— start PROVIDED RECORDS —
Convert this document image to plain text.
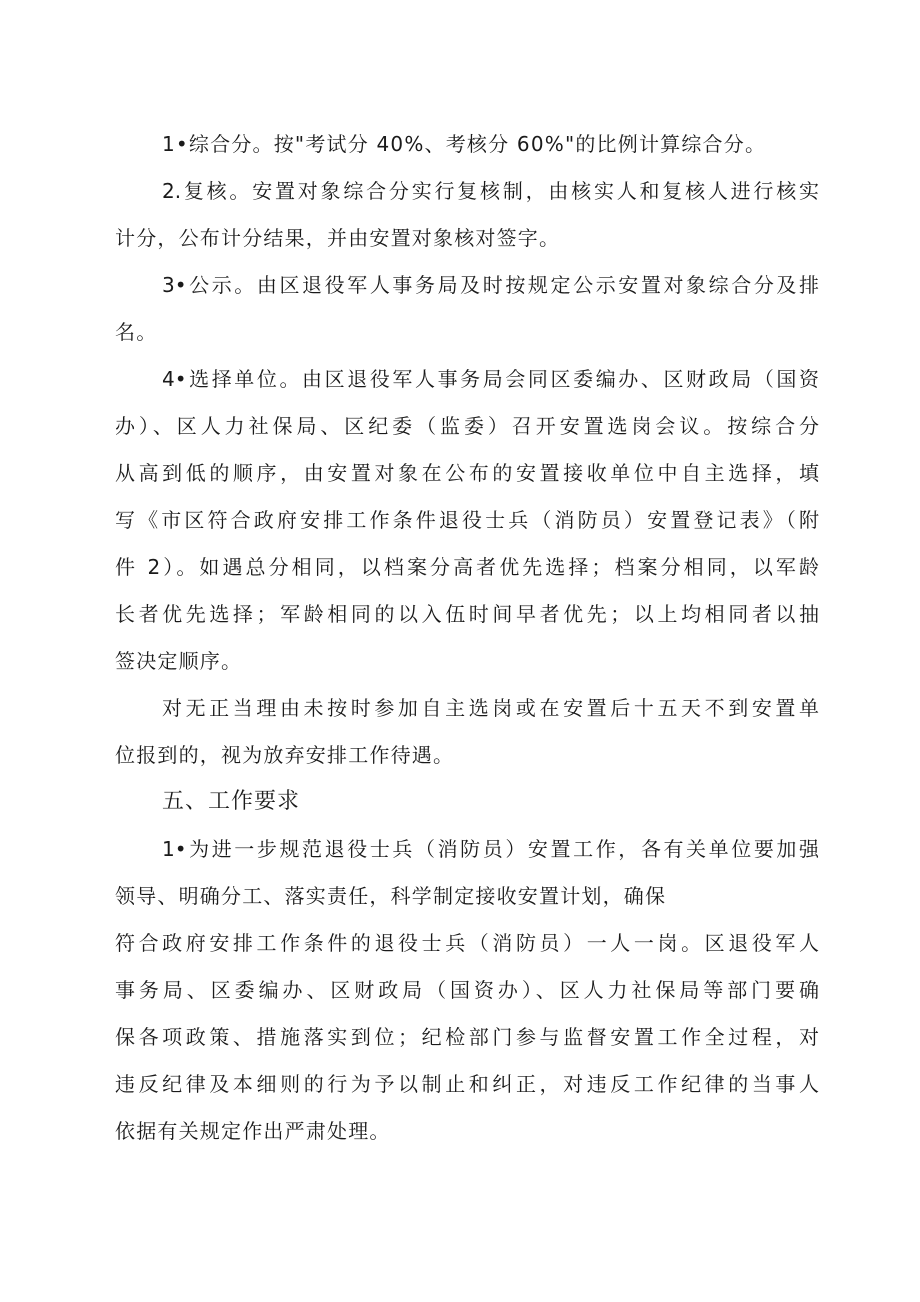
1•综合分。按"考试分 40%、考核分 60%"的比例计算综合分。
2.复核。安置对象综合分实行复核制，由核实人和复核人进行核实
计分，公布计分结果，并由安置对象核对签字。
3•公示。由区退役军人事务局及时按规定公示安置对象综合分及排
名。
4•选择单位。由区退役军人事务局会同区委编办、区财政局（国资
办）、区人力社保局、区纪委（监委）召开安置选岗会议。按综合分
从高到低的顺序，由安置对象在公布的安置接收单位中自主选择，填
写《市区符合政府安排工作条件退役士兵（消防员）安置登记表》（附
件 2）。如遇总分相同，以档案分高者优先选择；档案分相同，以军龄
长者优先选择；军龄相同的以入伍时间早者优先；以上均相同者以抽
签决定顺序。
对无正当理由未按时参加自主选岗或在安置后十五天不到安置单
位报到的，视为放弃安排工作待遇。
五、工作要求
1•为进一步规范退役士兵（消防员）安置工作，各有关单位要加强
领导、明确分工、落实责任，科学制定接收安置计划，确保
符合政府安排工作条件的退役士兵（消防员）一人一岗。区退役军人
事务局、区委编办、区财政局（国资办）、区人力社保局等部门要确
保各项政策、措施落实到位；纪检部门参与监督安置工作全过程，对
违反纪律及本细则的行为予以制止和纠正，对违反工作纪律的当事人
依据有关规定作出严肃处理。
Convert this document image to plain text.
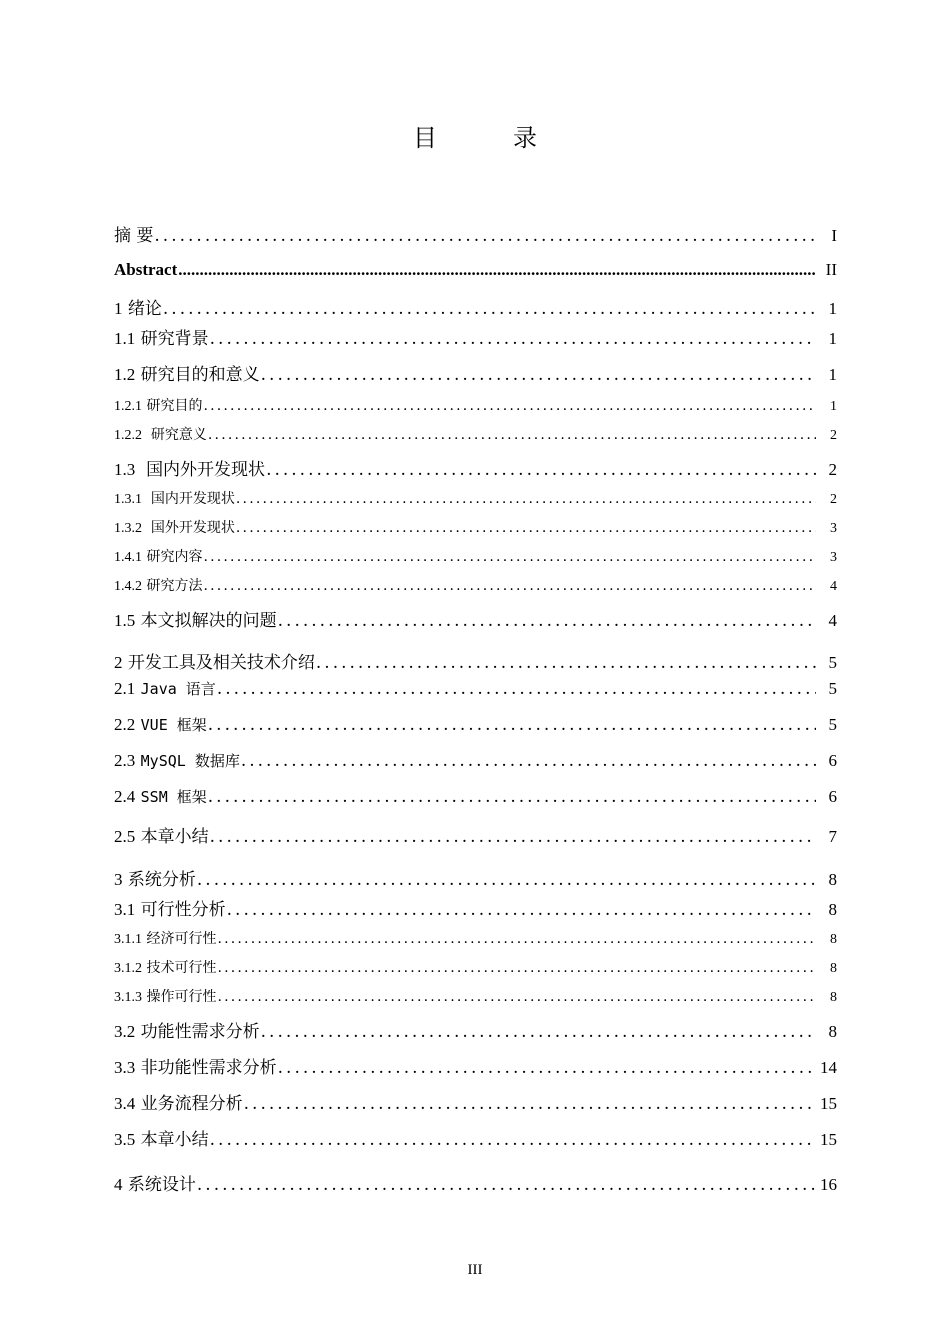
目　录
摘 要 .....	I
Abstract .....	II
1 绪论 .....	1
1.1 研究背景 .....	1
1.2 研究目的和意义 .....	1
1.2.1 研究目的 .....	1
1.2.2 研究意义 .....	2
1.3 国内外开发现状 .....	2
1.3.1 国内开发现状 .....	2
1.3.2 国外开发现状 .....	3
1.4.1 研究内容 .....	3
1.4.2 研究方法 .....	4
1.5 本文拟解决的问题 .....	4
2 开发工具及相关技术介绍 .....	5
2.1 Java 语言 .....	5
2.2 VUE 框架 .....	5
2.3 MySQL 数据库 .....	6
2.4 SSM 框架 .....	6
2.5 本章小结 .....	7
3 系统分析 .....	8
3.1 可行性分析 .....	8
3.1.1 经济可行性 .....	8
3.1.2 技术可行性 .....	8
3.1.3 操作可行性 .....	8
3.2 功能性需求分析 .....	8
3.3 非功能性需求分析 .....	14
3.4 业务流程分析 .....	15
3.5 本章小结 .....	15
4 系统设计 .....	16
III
— end PROVIDED RECORDS —
Output each line exactly; omit every picture.

Convert this document image to plain text.
1•综合分。按"考试分 40%、考核分 60%"的比例计算综合分。
2.复核。安置对象综合分实行复核制，由核实人和复核人进行核实
计分，公布计分结果，并由安置对象核对签字。
3•公示。由区退役军人事务局及时按规定公示安置对象综合分及排
名。
4•选择单位。由区退役军人事务局会同区委编办、区财政局（国资
办）、区人力社保局、区纪委（监委）召开安置选岗会议。按综合分
从高到低的顺序，由安置对象在公布的安置接收单位中自主选择，填
写《市区符合政府安排工作条件退役士兵（消防员）安置登记表》（附
件 2）。如遇总分相同，以档案分高者优先选择；档案分相同，以军龄
长者优先选择；军龄相同的以入伍时间早者优先；以上均相同者以抽
签决定顺序。
对无正当理由未按时参加自主选岗或在安置后十五天不到安置单
位报到的，视为放弃安排工作待遇。
五、工作要求
1•为进一步规范退役士兵（消防员）安置工作，各有关单位要加强
领导、明确分工、落实责任，科学制定接收安置计划，确保
符合政府安排工作条件的退役士兵（消防员）一人一岗。区退役军人
事务局、区委编办、区财政局（国资办）、区人力社保局等部门要确
保各项政策、措施落实到位；纪检部门参与监督安置工作全过程，对
违反纪律及本细则的行为予以制止和纠正，对违反工作纪律的当事人
依据有关规定作出严肃处理。
Convert this document image to plain text.
目　录
摘 要 .....	I
Abstract .....	II
1 绪论 .....	1
1.1 研究背景 .....	1
1.2 研究目的和意义 .....	1
1.2.1 研究目的 .....	1
1.2.2 研究意义 .....	2
1.3 国内外开发现状 .....	2
1.3.1 国内开发现状 .....	2
1.3.2 国外开发现状 .....	3
1.4.1 研究内容 .....	3
1.4.2 研究方法 .....	4
1.5 本文拟解决的问题 .....	4
2 开发工具及相关技术介绍 .....	5
2.1 Java 语言 .....	5
2.2 VUE 框架 .....	5
2.3 MySQL 数据库 .....	6
2.4 SSM 框架 .....	6
2.5 本章小结 .....	7
3 系统分析 .....	8
3.1 可行性分析 .....	8
3.1.1 经济可行性 .....	8
3.1.2 技术可行性 .....	8
3.1.3 操作可行性 .....	8
3.2 功能性需求分析 .....	8
3.3 非功能性需求分析 .....	14
3.4 业务流程分析 .....	15
3.5 本章小结 .....	15
4 系统设计 .....	16
III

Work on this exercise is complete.